Without including any pictures, write out all the entries exactly.

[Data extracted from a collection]
^^^^
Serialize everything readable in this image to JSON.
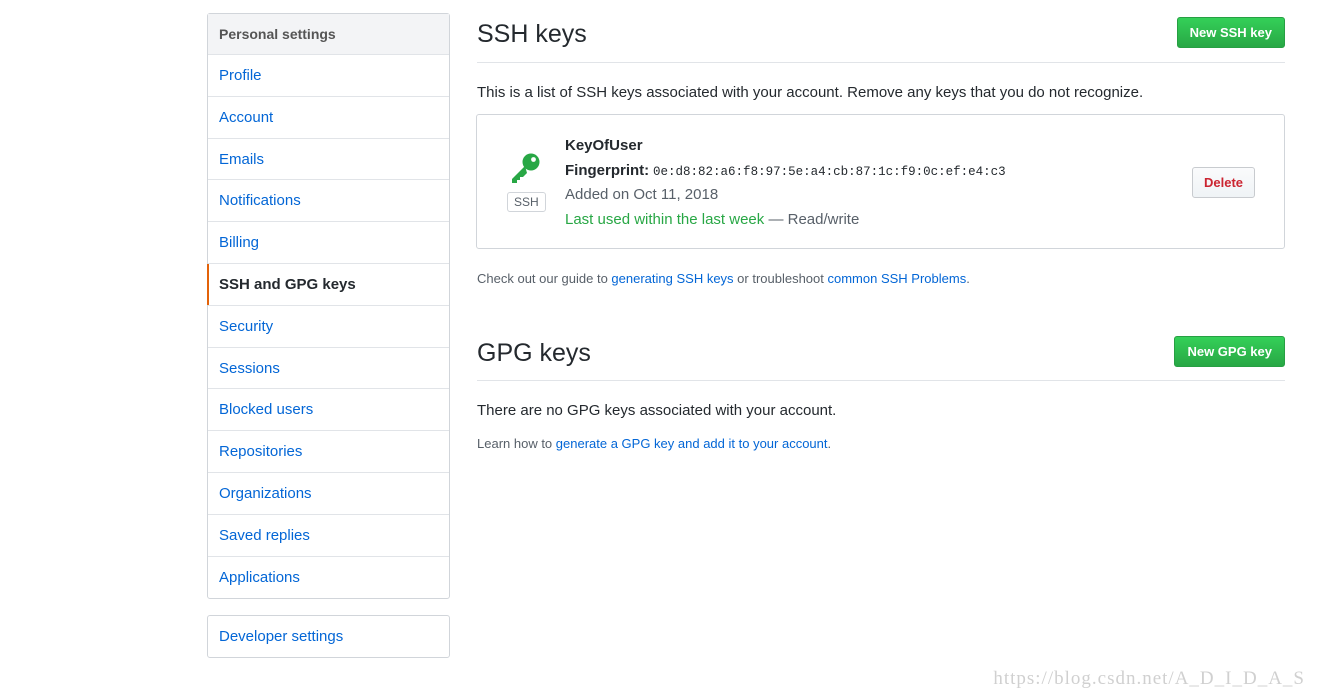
{
  "sidebar": {
    "heading": "Personal settings",
    "items": [
      {
        "label": "Profile"
      },
      {
        "label": "Account"
      },
      {
        "label": "Emails"
      },
      {
        "label": "Notifications"
      },
      {
        "label": "Billing"
      },
      {
        "label": "SSH and GPG keys",
        "selected": true
      },
      {
        "label": "Security"
      },
      {
        "label": "Sessions"
      },
      {
        "label": "Blocked users"
      },
      {
        "label": "Repositories"
      },
      {
        "label": "Organizations"
      },
      {
        "label": "Saved replies"
      },
      {
        "label": "Applications"
      }
    ],
    "developer_settings": "Developer settings"
  },
  "ssh": {
    "title": "SSH keys",
    "new_button": "New SSH key",
    "intro": "This is a list of SSH keys associated with your account. Remove any keys that you do not recognize.",
    "key": {
      "icon": "key-icon",
      "badge": "SSH",
      "name": "KeyOfUser",
      "fingerprint_label": "Fingerprint:",
      "fingerprint": "0e:d8:82:a6:f8:97:5e:a4:cb:87:1c:f9:0c:ef:e4:c3",
      "added": "Added on Oct 11, 2018",
      "last_used": "Last used within the last week",
      "access": "— Read/write",
      "delete_button": "Delete"
    },
    "guide": {
      "prefix": "Check out our guide to ",
      "link1": "generating SSH keys",
      "middle": " or troubleshoot ",
      "link2": "common SSH Problems",
      "suffix": "."
    }
  },
  "gpg": {
    "title": "GPG keys",
    "new_button": "New GPG key",
    "empty": "There are no GPG keys associated with your account.",
    "learn": {
      "prefix": "Learn how to ",
      "link": "generate a GPG key and add it to your account",
      "suffix": "."
    }
  },
  "watermark": "https://blog.csdn.net/A_D_I_D_A_S",
  "colors": {
    "link": "#0366d6",
    "primary_button": "#28a745",
    "selected_marker": "#e36209",
    "delete": "#cb2431",
    "key_icon": "#28a745"
  }
}
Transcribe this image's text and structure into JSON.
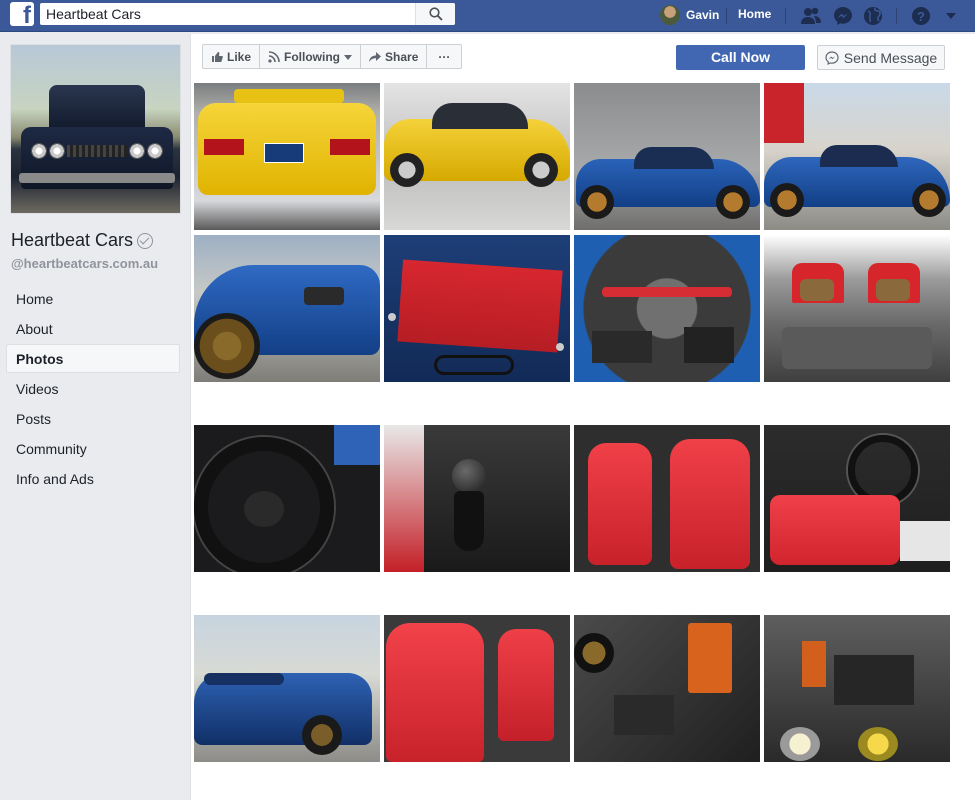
{
  "topbar": {
    "search_value": "Heartbeat Cars",
    "user_name": "Gavin",
    "home_label": "Home",
    "icons": [
      "friend-requests-icon",
      "messenger-icon",
      "notifications-globe-icon",
      "help-icon",
      "account-menu-icon"
    ],
    "bar_color": "#3b5998"
  },
  "page": {
    "name": "Heartbeat Cars",
    "handle": "@heartbeatcars.com.au"
  },
  "nav": {
    "items": [
      {
        "label": "Home"
      },
      {
        "label": "About"
      },
      {
        "label": "Photos"
      },
      {
        "label": "Videos"
      },
      {
        "label": "Posts"
      },
      {
        "label": "Community"
      },
      {
        "label": "Info and Ads"
      }
    ],
    "active": "Photos"
  },
  "actions": {
    "like": "Like",
    "following": "Following",
    "share": "Share",
    "more": "···",
    "call_now": "Call Now",
    "send_message": "Send Message"
  },
  "photos": [
    {
      "subject": "yellow-sedan-rear",
      "caption": ""
    },
    {
      "subject": "yellow-sedan-side",
      "caption": ""
    },
    {
      "subject": "blue-rx7-side-lot",
      "caption": ""
    },
    {
      "subject": "blue-rx7-side-street",
      "caption": ""
    },
    {
      "subject": "blue-rx7-front-wheel",
      "caption": ""
    },
    {
      "subject": "spirit-r-plaque",
      "caption": ""
    },
    {
      "subject": "rotary-engine-bay",
      "caption": ""
    },
    {
      "subject": "rear-cargo-seats",
      "caption": ""
    },
    {
      "subject": "steering-wheel",
      "caption": ""
    },
    {
      "subject": "gear-shifter",
      "caption": ""
    },
    {
      "subject": "red-recaro-seats",
      "caption": ""
    },
    {
      "subject": "interior-dash",
      "caption": ""
    },
    {
      "subject": "blue-rx7-rear",
      "caption": ""
    },
    {
      "subject": "red-recaro-seat-closeup",
      "caption": ""
    },
    {
      "subject": "engine-bay-battery",
      "caption": ""
    },
    {
      "subject": "front-lights-engine",
      "caption": ""
    }
  ]
}
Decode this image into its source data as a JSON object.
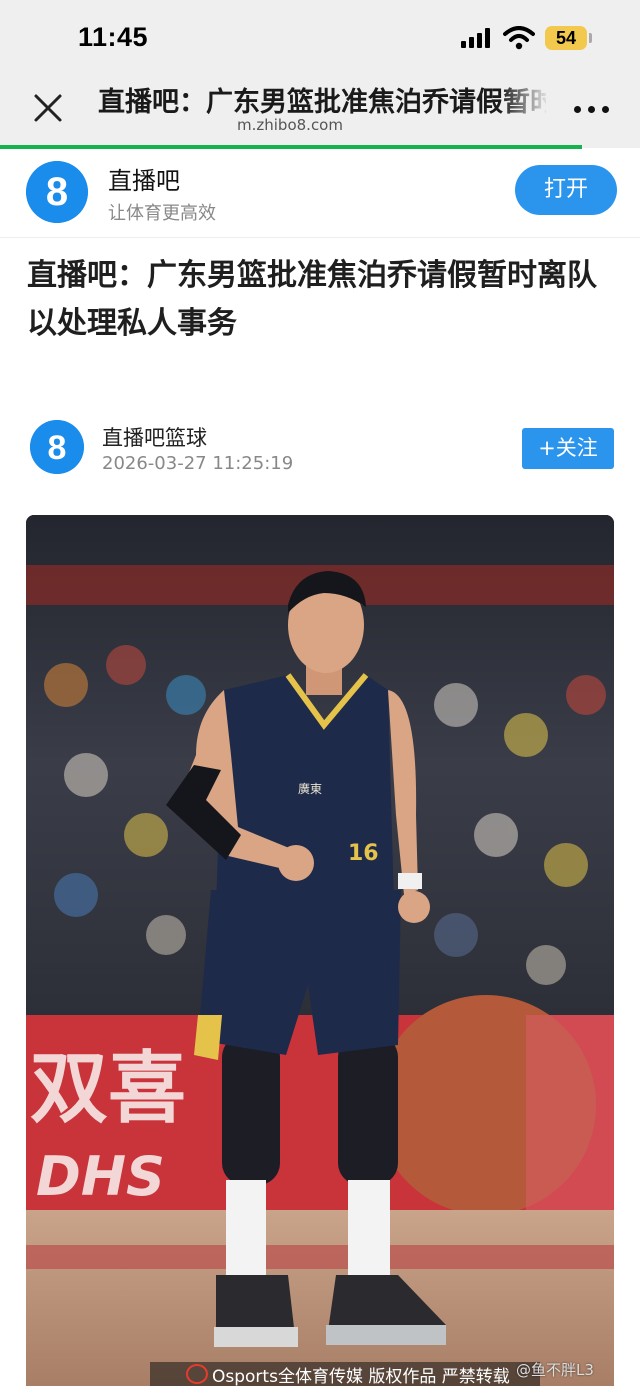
{
  "status_bar": {
    "time": "11:45",
    "battery": "54",
    "battery_color": "#f2c94c",
    "icons": [
      "signal-icon",
      "wifi-icon",
      "battery-icon"
    ]
  },
  "browser": {
    "title": "直播吧：广东男篮批准焦泊乔请假暂时离队以处理私人事务",
    "url": "m.zhibo8.com",
    "progress_fraction": 0.91,
    "progress_color": "#16b24b",
    "icons": [
      "close-icon",
      "more-icon"
    ]
  },
  "app_banner": {
    "logo_text": "8",
    "name": "直播吧",
    "slogan": "让体育更高效",
    "open_label": "打开",
    "accent_color": "#2b95ee"
  },
  "article": {
    "title": "直播吧：广东男篮批准焦泊乔请假暂时离队以处理私人事务",
    "author": {
      "logo_text": "8",
      "name": "直播吧篮球",
      "time": "2026-03-27 11:25:19",
      "follow_label": "+关注"
    },
    "image": {
      "jersey_team": "廣東",
      "jersey_number": "16",
      "ad_board_text": "双喜",
      "ad_board_sub": "DHS",
      "caption": "Osports全体育传媒  版权作品 严禁转载",
      "watermark": "@鱼不胖L3"
    }
  }
}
^^^^
→ **Written answer**
Serialize everything readable in this image to JSON.
{
  "sidebar": {
    "heading": "Personal settings",
    "items": [
      {
        "label": "Profile"
      },
      {
        "label": "Account"
      },
      {
        "label": "Emails"
      },
      {
        "label": "Notifications"
      },
      {
        "label": "Billing"
      },
      {
        "label": "SSH and GPG keys",
        "selected": true
      },
      {
        "label": "Security"
      },
      {
        "label": "Sessions"
      },
      {
        "label": "Blocked users"
      },
      {
        "label": "Repositories"
      },
      {
        "label": "Organizations"
      },
      {
        "label": "Saved replies"
      },
      {
        "label": "Applications"
      }
    ],
    "developer_settings": "Developer settings"
  },
  "ssh": {
    "title": "SSH keys",
    "new_button": "New SSH key",
    "intro": "This is a list of SSH keys associated with your account. Remove any keys that you do not recognize.",
    "key": {
      "icon": "key-icon",
      "badge": "SSH",
      "name": "KeyOfUser",
      "fingerprint_label": "Fingerprint:",
      "fingerprint": "0e:d8:82:a6:f8:97:5e:a4:cb:87:1c:f9:0c:ef:e4:c3",
      "added": "Added on Oct 11, 2018",
      "last_used": "Last used within the last week",
      "access": "— Read/write",
      "delete_button": "Delete"
    },
    "guide": {
      "prefix": "Check out our guide to ",
      "link1": "generating SSH keys",
      "middle": " or troubleshoot ",
      "link2": "common SSH Problems",
      "suffix": "."
    }
  },
  "gpg": {
    "title": "GPG keys",
    "new_button": "New GPG key",
    "empty": "There are no GPG keys associated with your account.",
    "learn": {
      "prefix": "Learn how to ",
      "link": "generate a GPG key and add it to your account",
      "suffix": "."
    }
  },
  "watermark": "https://blog.csdn.net/A_D_I_D_A_S",
  "colors": {
    "link": "#0366d6",
    "primary_button": "#28a745",
    "selected_marker": "#e36209",
    "delete": "#cb2431",
    "key_icon": "#28a745"
  }
}
Transcribe this image's text and structure into JSON.
{
  "topbar": {
    "search_value": "Heartbeat Cars",
    "user_name": "Gavin",
    "home_label": "Home",
    "icons": [
      "friend-requests-icon",
      "messenger-icon",
      "notifications-globe-icon",
      "help-icon",
      "account-menu-icon"
    ],
    "bar_color": "#3b5998"
  },
  "page": {
    "name": "Heartbeat Cars",
    "handle": "@heartbeatcars.com.au"
  },
  "nav": {
    "items": [
      {
        "label": "Home"
      },
      {
        "label": "About"
      },
      {
        "label": "Photos"
      },
      {
        "label": "Videos"
      },
      {
        "label": "Posts"
      },
      {
        "label": "Community"
      },
      {
        "label": "Info and Ads"
      }
    ],
    "active": "Photos"
  },
  "actions": {
    "like": "Like",
    "following": "Following",
    "share": "Share",
    "more": "···",
    "call_now": "Call Now",
    "send_message": "Send Message"
  },
  "photos": [
    {
      "subject": "yellow-sedan-rear",
      "caption": ""
    },
    {
      "subject": "yellow-sedan-side",
      "caption": ""
    },
    {
      "subject": "blue-rx7-side-lot",
      "caption": ""
    },
    {
      "subject": "blue-rx7-side-street",
      "caption": ""
    },
    {
      "subject": "blue-rx7-front-wheel",
      "caption": ""
    },
    {
      "subject": "spirit-r-plaque",
      "caption": ""
    },
    {
      "subject": "rotary-engine-bay",
      "caption": ""
    },
    {
      "subject": "rear-cargo-seats",
      "caption": ""
    },
    {
      "subject": "steering-wheel",
      "caption": ""
    },
    {
      "subject": "gear-shifter",
      "caption": ""
    },
    {
      "subject": "red-recaro-seats",
      "caption": ""
    },
    {
      "subject": "interior-dash",
      "caption": ""
    },
    {
      "subject": "blue-rx7-rear",
      "caption": ""
    },
    {
      "subject": "red-recaro-seat-closeup",
      "caption": ""
    },
    {
      "subject": "engine-bay-battery",
      "caption": ""
    },
    {
      "subject": "front-lights-engine",
      "caption": ""
    }
  ]
}
Decode this image into its source data as a JSON object.
{
  "status_bar": {
    "time": "11:45",
    "battery": "54",
    "battery_color": "#f2c94c",
    "icons": [
      "signal-icon",
      "wifi-icon",
      "battery-icon"
    ]
  },
  "browser": {
    "title": "直播吧：广东男篮批准焦泊乔请假暂时离队以处理私人事务",
    "url": "m.zhibo8.com",
    "progress_fraction": 0.91,
    "progress_color": "#16b24b",
    "icons": [
      "close-icon",
      "more-icon"
    ]
  },
  "app_banner": {
    "logo_text": "8",
    "name": "直播吧",
    "slogan": "让体育更高效",
    "open_label": "打开",
    "accent_color": "#2b95ee"
  },
  "article": {
    "title": "直播吧：广东男篮批准焦泊乔请假暂时离队以处理私人事务",
    "author": {
      "logo_text": "8",
      "name": "直播吧篮球",
      "time": "2026-03-27 11:25:19",
      "follow_label": "+关注"
    },
    "image": {
      "jersey_team": "廣東",
      "jersey_number": "16",
      "ad_board_text": "双喜",
      "ad_board_sub": "DHS",
      "caption": "Osports全体育传媒  版权作品 严禁转载",
      "watermark": "@鱼不胖L3"
    }
  }
}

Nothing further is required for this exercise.